To do:
What follows is a set of entries. Repeat them exactly, but not their pictures.

Source records:
+--

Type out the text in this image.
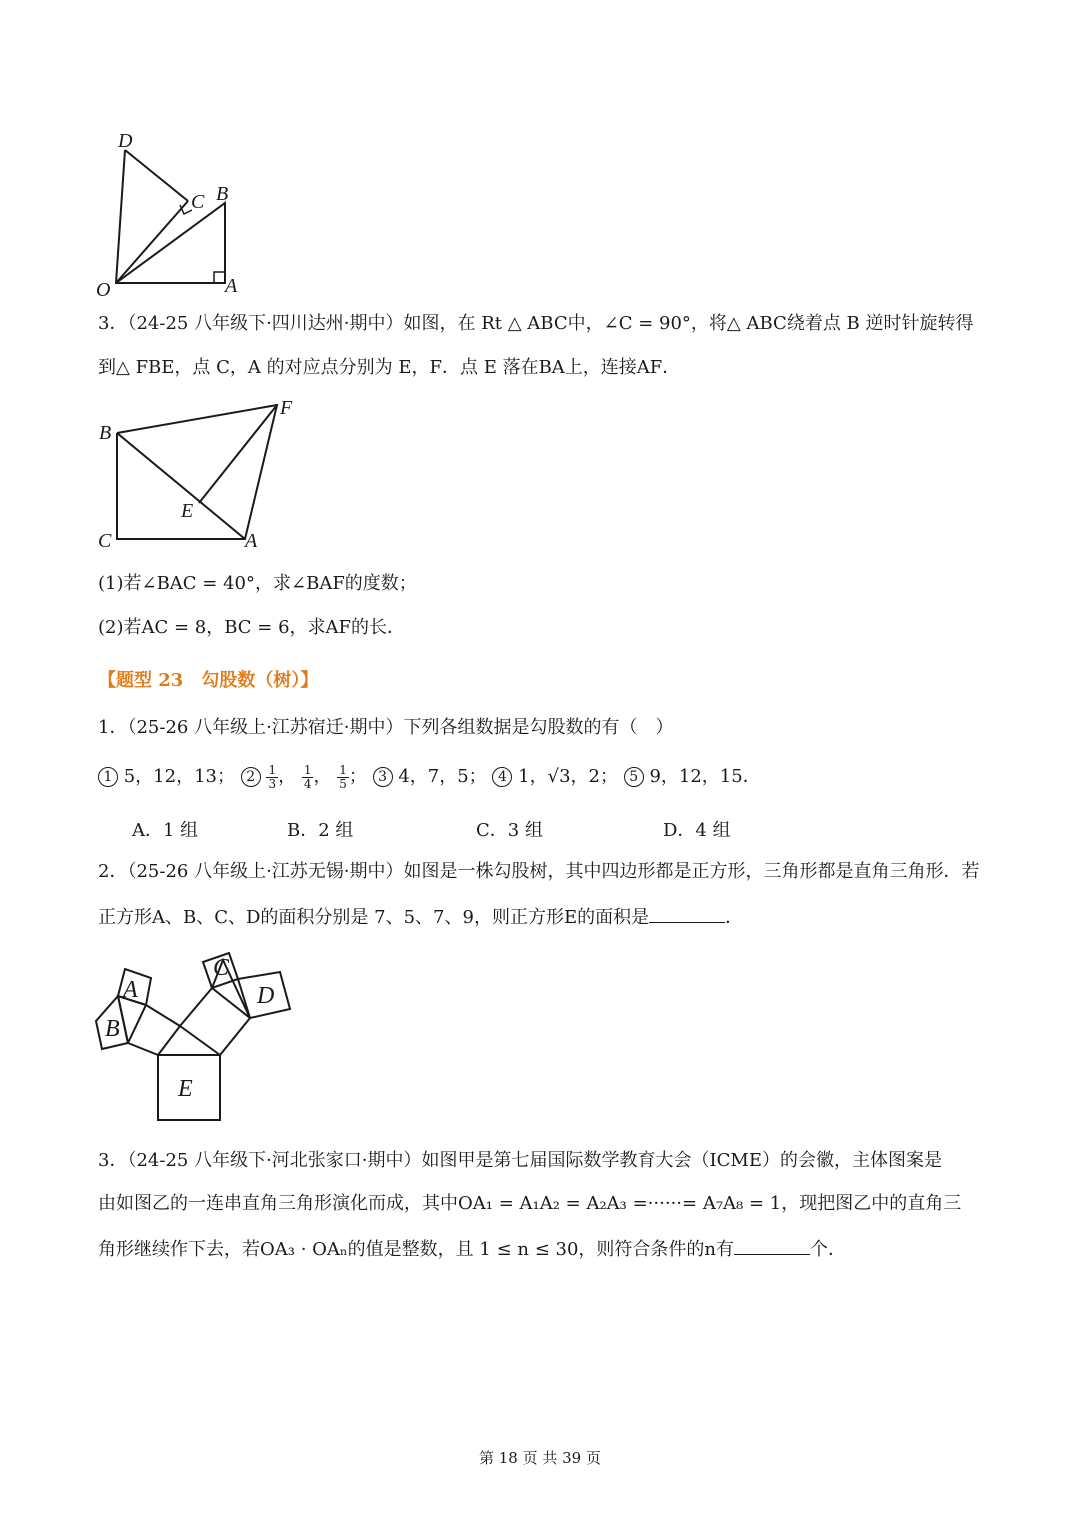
D
C B
O	A
3．（24-25 八年级下·四川达州·期中）如图，在 Rt △ ABC中，∠C = 90°，将△ ABC绕着点 B 逆时针旋转得
到△ FBE，点 C，A 的对应点分别为 E，F．点 E 落在BA上，连接AF．
B
F
E
C	A
(1)若∠BAC = 40°，求∠BAF的度数；
(2)若AC = 8，BC = 6，求AF的长．
【题型 23　勾股数（树）】
1．（25-26 八年级上·江苏宿迁·期中）下列各组数据是勾股数的有（　）
1 5，12，13； $2 \frac{1}{3}$ ， $\frac{1}{4}$ ， $\frac{1}{5}$ ； 3 4，7，5； 4 1，√3，2； 5 9，12，15．
A．1 组	B．2 组	C．3 组	D．4 组
2．（25-26 八年级上·江苏无锡·期中）如图是一株勾股树，其中四边形都是正方形，三角形都是直角三角形．若
正方形A、B、C、D的面积分别是 7、5、7、9，则正方形E的面积是	．
A
B
C
D
E
3．（24-25 八年级下·河北张家口·期中）如图甲是第七届国际数学教育大会（ICME）的会徽，主体图案是
由如图乙的一连串直角三角形演化而成，其中OA₁ = A₁A₂ = A₂A₃ =······= A₇A₈ = 1，现把图乙中的直角三
角形继续作下去，若OA₃ · OAₙ的值是整数，且 1 ≤ n ≤ 30，则符合条件的n有	个．
第 18 页 共 39 页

+--

Reply to the task:
Type out the text in this image.
D
C B
O	A
3．（24-25 八年级下·四川达州·期中）如图，在 Rt △ ABC中，∠C = 90°，将△ ABC绕着点 B 逆时针旋转得
到△ FBE，点 C，A 的对应点分别为 E，F．点 E 落在BA上，连接AF．
B
F
E
C	A
(1)若∠BAC = 40°，求∠BAF的度数；
(2)若AC = 8，BC = 6，求AF的长．
【题型 23　勾股数（树）】
1．（25-26 八年级上·江苏宿迁·期中）下列各组数据是勾股数的有（　）
1 5，12，13； $2 \frac{1}{3}$ ， $\frac{1}{4}$ ， $\frac{1}{5}$ ； 3 4，7，5； 4 1，√3，2； 5 9，12，15．
A．1 组	B．2 组	C．3 组	D．4 组
2．（25-26 八年级上·江苏无锡·期中）如图是一株勾股树，其中四边形都是正方形，三角形都是直角三角形．若
正方形A、B、C、D的面积分别是 7、5、7、9，则正方形E的面积是	．
A
B
C
D
E
3．（24-25 八年级下·河北张家口·期中）如图甲是第七届国际数学教育大会（ICME）的会徽，主体图案是
由如图乙的一连串直角三角形演化而成，其中OA₁ = A₁A₂ = A₂A₃ =······= A₇A₈ = 1，现把图乙中的直角三
角形继续作下去，若OA₃ · OAₙ的值是整数，且 1 ≤ n ≤ 30，则符合条件的n有	个．
第 18 页 共 39 页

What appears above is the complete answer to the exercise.